**WHAT IS NEEDED:** Make an exact copy of the records, with the images left out.

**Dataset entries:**
=-=-=-=-=

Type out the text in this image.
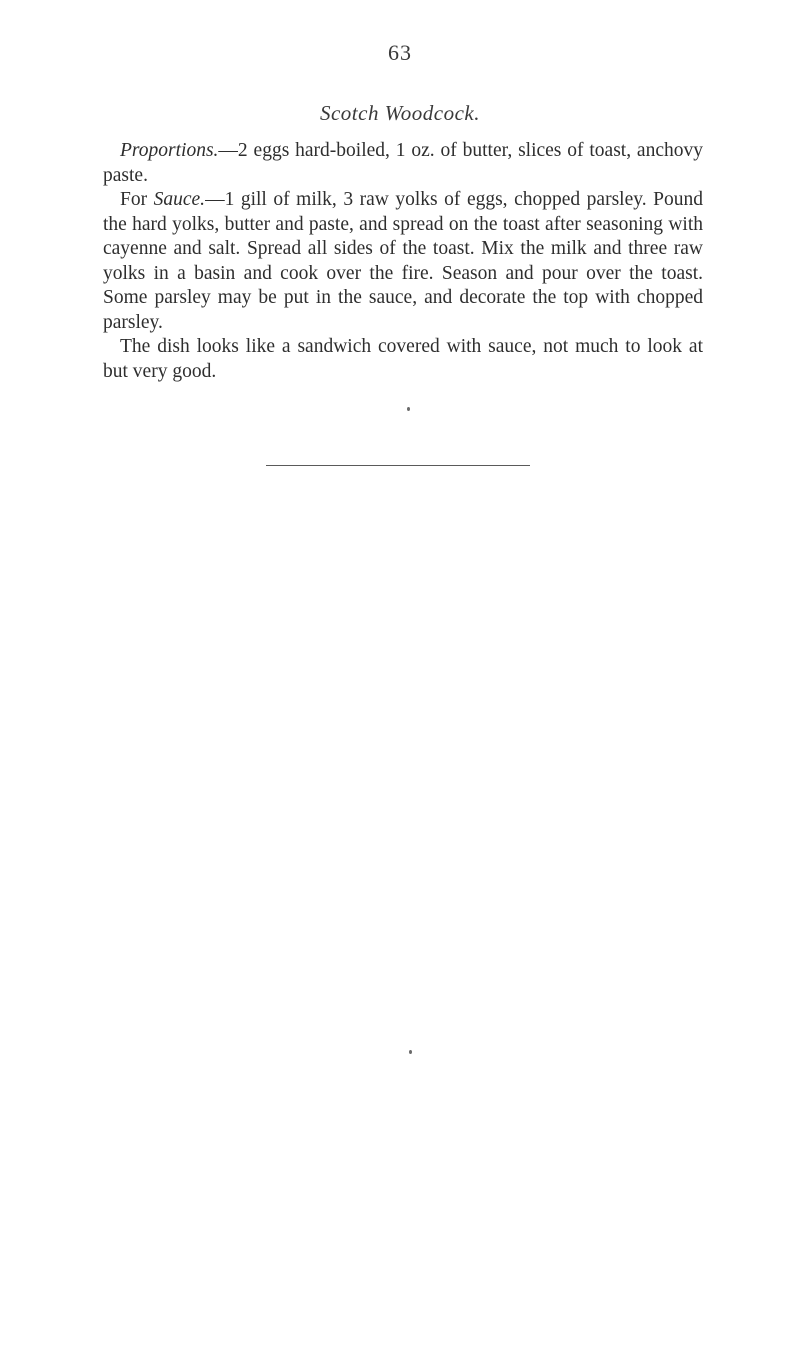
63
Scotch Woodcock.

Proportions.—2 eggs hard-boiled, 1 oz. of butter, slices of toast, anchovy paste.

For Sauce.—1 gill of milk, 3 raw yolks of eggs, chopped parsley. Pound the hard yolks, butter and paste, and spread on the toast after seasoning with cayenne and salt. Spread all sides of the toast. Mix the milk and three raw yolks in a basin and cook over the fire. Season and pour over the toast. Some parsley may be put in the sauce, and decorate the top with chopped parsley.

The dish looks like a sandwich covered with sauce, not much to look at but very good.
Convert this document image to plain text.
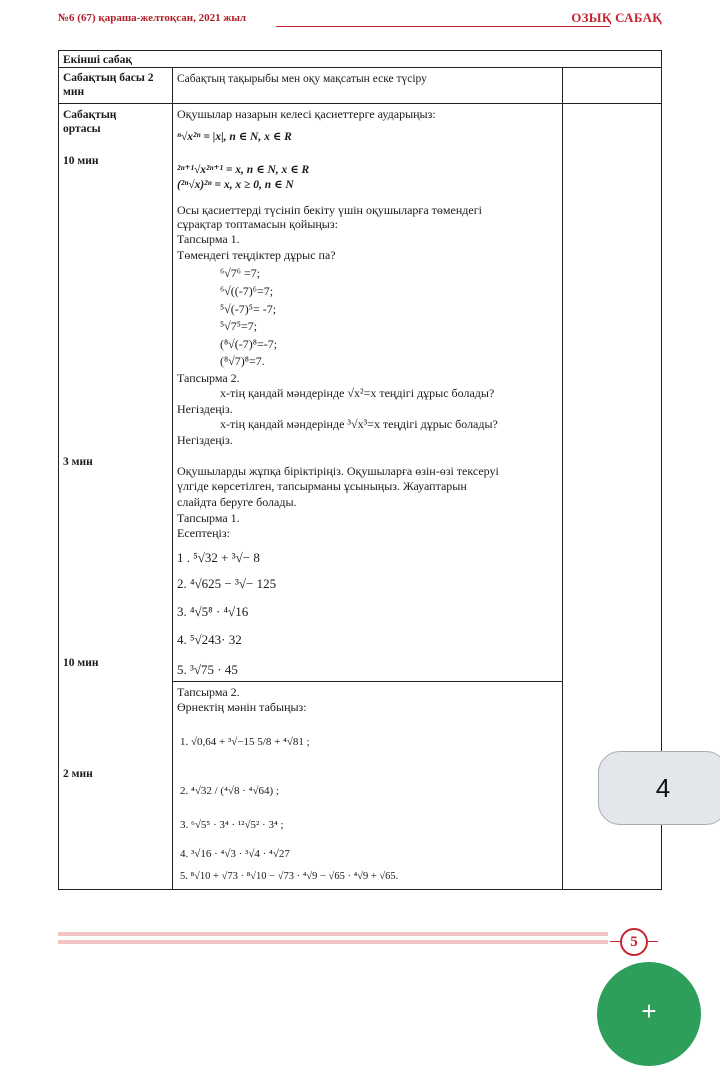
№6 (67) қараша-желтоқсан, 2021 жыл	ОЗЫҚ САБАҚ
Екінші сабақ
Сабақтың басы 2 мин
Сабақтың тақырыбы мен оқу мақсатын еске түсіру
Сабақтың ортасы
10 мин
3 мин
10 мин
2 мин
Оқушылар назарын келесі қасиеттерге аударыңыз:
ⁿ√x²ⁿ = |x|, n ∈ N, x ∈ R
²ⁿ⁺¹√x²ⁿ⁺¹ = x, n ∈ N, x ∈ R
(²ⁿ√x)²ⁿ = x, x ≥ 0, n ∈ N
Осы қасиеттерді түсініп бекіту үшін оқушыларға төмендегі
сұрақтар топтамасын қойыңыз:
Тапсырма 1.
Төмендегі теңдіктер дұрыс па?
⁶√7⁶ =7;
⁶√((-7)⁶=7;
⁵√(-7)⁵= -7;
⁵√7⁵=7;
(⁸√(-7)⁸=-7;
(⁸√7)⁸=7.
Тапсырма 2.
х-тің қандай мәндерінде √x²=x теңдігі дұрыс болады?
Негіздеңіз.
х-тің қандай мәндерінде ³√x³=x теңдігі дұрыс болады?
Негіздеңіз.
Оқушыларды жұпқа біріктіріңіз. Оқушыларға өзін-өзі тексеруі
үлгіде көрсетілген, тапсырманы ұсыныңыз. Жауаптарын
слайдта беруге болады.
Тапсырма 1.
Есептеңіз:
1 . ⁵√32 + ³√− 8
2. ⁴√625 − ³√− 125
3. ⁴√5⁸ · ⁴√16
4. ⁵√243· 32
5. ³√75 · 45
Тапсырма 2.
Өрнектің мәнін табыңыз:
1. √0,64 + ³√−15 5/8 + ⁴√81 ;
2. ⁴√32 / (⁴√8 · ⁴√64) ;
3. ⁶√5⁵ · 3⁴ · ¹²√5² · 3⁴ ;
4. ³√16 · ⁴√3 · ³√4 · ⁴√27
5. ⁸√10 + √73 · ⁸√10 − √73 · ⁴√9 − √65 · ⁴√9 + √65.
5
4
+
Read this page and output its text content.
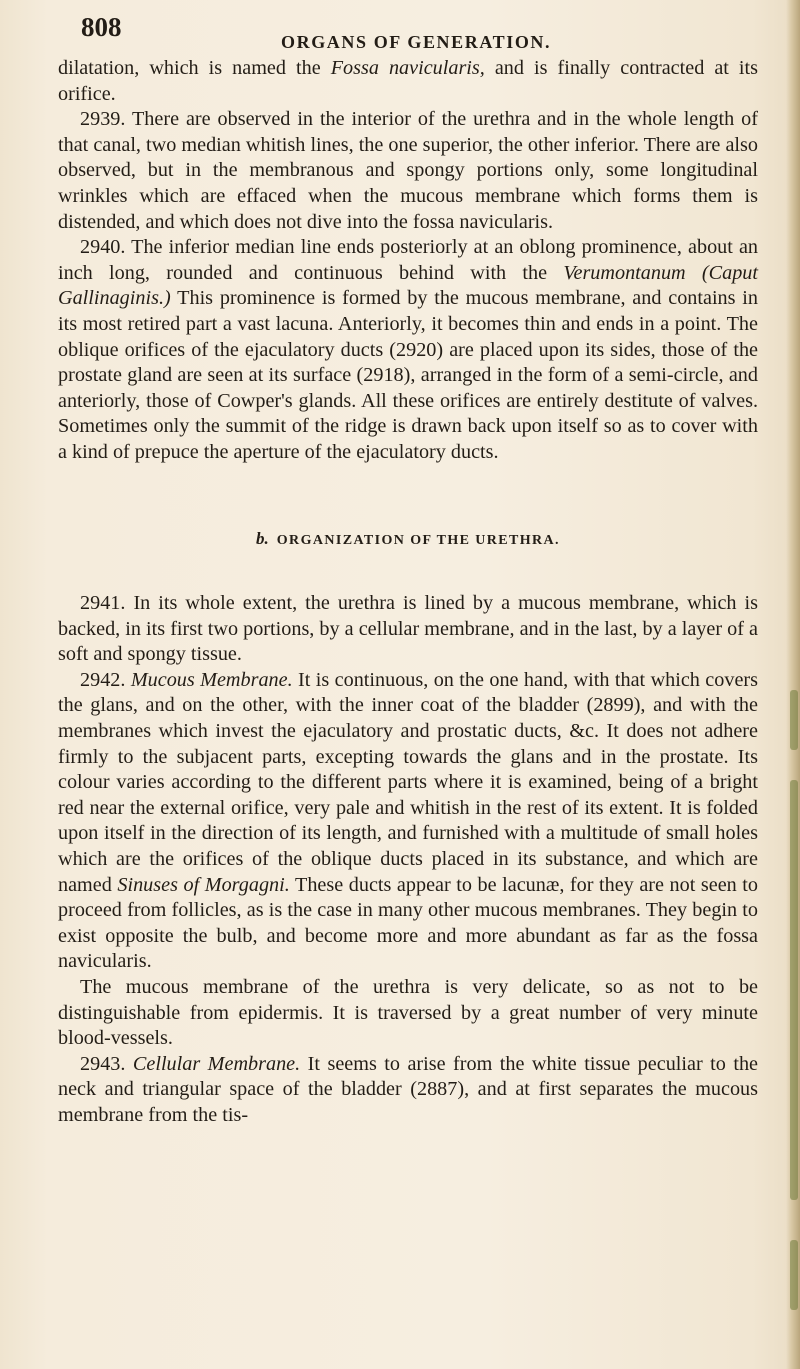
808	ORGANS OF GENERATION.

dilatation, which is named the Fossa navicularis, and is finally contracted at its orifice.

2939. There are observed in the interior of the urethra and in the whole length of that canal, two median whitish lines, the one superior, the other inferior. There are also observed, but in the membranous and spongy portions only, some longitudinal wrinkles which are effaced when the mucous membrane which forms them is distended, and which does not dive into the fossa navicularis.

2940. The inferior median line ends posteriorly at an oblong prominence, about an inch long, rounded and continuous behind with the Verumontanum (Caput Gallinaginis.) This prominence is formed by the mucous membrane, and contains in its most retired part a vast lacuna. Anteriorly, it becomes thin and ends in a point. The oblique orifices of the ejaculatory ducts (2920) are placed upon its sides, those of the prostate gland are seen at its surface (2918), arranged in the form of a semi-circle, and anteriorly, those of Cowper's glands. All these orifices are entirely destitute of valves. Sometimes only the summit of the ridge is drawn back upon itself so as to cover with a kind of prepuce the aperture of the ejaculatory ducts.

b. ORGANIZATION OF THE URETHRA.

2941. In its whole extent, the urethra is lined by a mucous membrane, which is backed, in its first two portions, by a cellular membrane, and in the last, by a layer of a soft and spongy tissue.

2942. Mucous Membrane. It is continuous, on the one hand, with that which covers the glans, and on the other, with the inner coat of the bladder (2899), and with the membranes which invest the ejaculatory and prostatic ducts, &c. It does not adhere firmly to the subjacent parts, excepting towards the glans and in the prostate. Its colour varies according to the different parts where it is examined, being of a bright red near the external orifice, very pale and whitish in the rest of its extent. It is folded upon itself in the direction of its length, and furnished with a multitude of small holes which are the orifices of the oblique ducts placed in its substance, and which are named Sinuses of Morgagni. These ducts appear to be lacunæ, for they are not seen to proceed from follicles, as is the case in many other mucous membranes. They begin to exist opposite the bulb, and become more and more abundant as far as the fossa navicularis.

The mucous membrane of the urethra is very delicate, so as not to be distinguishable from epidermis. It is traversed by a great number of very minute blood-vessels.

2943. Cellular Membrane. It seems to arise from the white tissue peculiar to the neck and triangular space of the bladder (2887), and at first separates the mucous membrane from the tis-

=-=-=-=-=

**RESPONSE TO THE TASK:**
Type out the text in this image.
63
Scotch Woodcock.

Proportions.—2 eggs hard-boiled, 1 oz. of butter, slices of toast, anchovy paste.

For Sauce.—1 gill of milk, 3 raw yolks of eggs, chopped parsley. Pound the hard yolks, butter and paste, and spread on the toast after seasoning with cayenne and salt. Spread all sides of the toast. Mix the milk and three raw yolks in a basin and cook over the fire. Season and pour over the toast. Some parsley may be put in the sauce, and decorate the top with chopped parsley.

The dish looks like a sandwich covered with sauce, not much to look at but very good.
Convert this document image to plain text.
№6 (67) қараша-желтоқсан, 2021 жыл	ОЗЫҚ САБАҚ
Екінші сабақ
Сабақтың басы 2 мин
Сабақтың тақырыбы мен оқу мақсатын еске түсіру
Сабақтың ортасы
10 мин
3 мин
10 мин
2 мин
Оқушылар назарын келесі қасиеттерге аударыңыз:
ⁿ√x²ⁿ = |x|, n ∈ N, x ∈ R
²ⁿ⁺¹√x²ⁿ⁺¹ = x, n ∈ N, x ∈ R
(²ⁿ√x)²ⁿ = x, x ≥ 0, n ∈ N
Осы қасиеттерді түсініп бекіту үшін оқушыларға төмендегі
сұрақтар топтамасын қойыңыз:
Тапсырма 1.
Төмендегі теңдіктер дұрыс па?
⁶√7⁶ =7;
⁶√((-7)⁶=7;
⁵√(-7)⁵= -7;
⁵√7⁵=7;
(⁸√(-7)⁸=-7;
(⁸√7)⁸=7.
Тапсырма 2.
х-тің қандай мәндерінде √x²=x теңдігі дұрыс болады?
Негіздеңіз.
х-тің қандай мәндерінде ³√x³=x теңдігі дұрыс болады?
Негіздеңіз.
Оқушыларды жұпқа біріктіріңіз. Оқушыларға өзін-өзі тексеруі
үлгіде көрсетілген, тапсырманы ұсыныңыз. Жауаптарын
слайдта беруге болады.
Тапсырма 1.
Есептеңіз:
1 . ⁵√32 + ³√− 8
2. ⁴√625 − ³√− 125
3. ⁴√5⁸ · ⁴√16
4. ⁵√243· 32
5. ³√75 · 45
Тапсырма 2.
Өрнектің мәнін табыңыз:
1. √0,64 + ³√−15 5/8 + ⁴√81 ;
2. ⁴√32 / (⁴√8 · ⁴√64) ;
3. ⁶√5⁵ · 3⁴ · ¹²√5² · 3⁴ ;
4. ³√16 · ⁴√3 · ³√4 · ⁴√27
5. ⁸√10 + √73 · ⁸√10 − √73 · ⁴√9 − √65 · ⁴√9 + √65.
5
4
+
Read this page and output its text content.
808	ORGANS OF GENERATION.

dilatation, which is named the Fossa navicularis, and is finally contracted at its orifice.

2939. There are observed in the interior of the urethra and in the whole length of that canal, two median whitish lines, the one superior, the other inferior. There are also observed, but in the membranous and spongy portions only, some longitudinal wrinkles which are effaced when the mucous membrane which forms them is distended, and which does not dive into the fossa navicularis.

2940. The inferior median line ends posteriorly at an oblong prominence, about an inch long, rounded and continuous behind with the Verumontanum (Caput Gallinaginis.) This prominence is formed by the mucous membrane, and contains in its most retired part a vast lacuna. Anteriorly, it becomes thin and ends in a point. The oblique orifices of the ejaculatory ducts (2920) are placed upon its sides, those of the prostate gland are seen at its surface (2918), arranged in the form of a semi-circle, and anteriorly, those of Cowper's glands. All these orifices are entirely destitute of valves. Sometimes only the summit of the ridge is drawn back upon itself so as to cover with a kind of prepuce the aperture of the ejaculatory ducts.

b. ORGANIZATION OF THE URETHRA.

2941. In its whole extent, the urethra is lined by a mucous membrane, which is backed, in its first two portions, by a cellular membrane, and in the last, by a layer of a soft and spongy tissue.

2942. Mucous Membrane. It is continuous, on the one hand, with that which covers the glans, and on the other, with the inner coat of the bladder (2899), and with the membranes which invest the ejaculatory and prostatic ducts, &c. It does not adhere firmly to the subjacent parts, excepting towards the glans and in the prostate. Its colour varies according to the different parts where it is examined, being of a bright red near the external orifice, very pale and whitish in the rest of its extent. It is folded upon itself in the direction of its length, and furnished with a multitude of small holes which are the orifices of the oblique ducts placed in its substance, and which are named Sinuses of Morgagni. These ducts appear to be lacunæ, for they are not seen to proceed from follicles, as is the case in many other mucous membranes. They begin to exist opposite the bulb, and become more and more abundant as far as the fossa navicularis.

The mucous membrane of the urethra is very delicate, so as not to be distinguishable from epidermis. It is traversed by a great number of very minute blood-vessels.

2943. Cellular Membrane. It seems to arise from the white tissue peculiar to the neck and triangular space of the bladder (2887), and at first separates the mucous membrane from the tis-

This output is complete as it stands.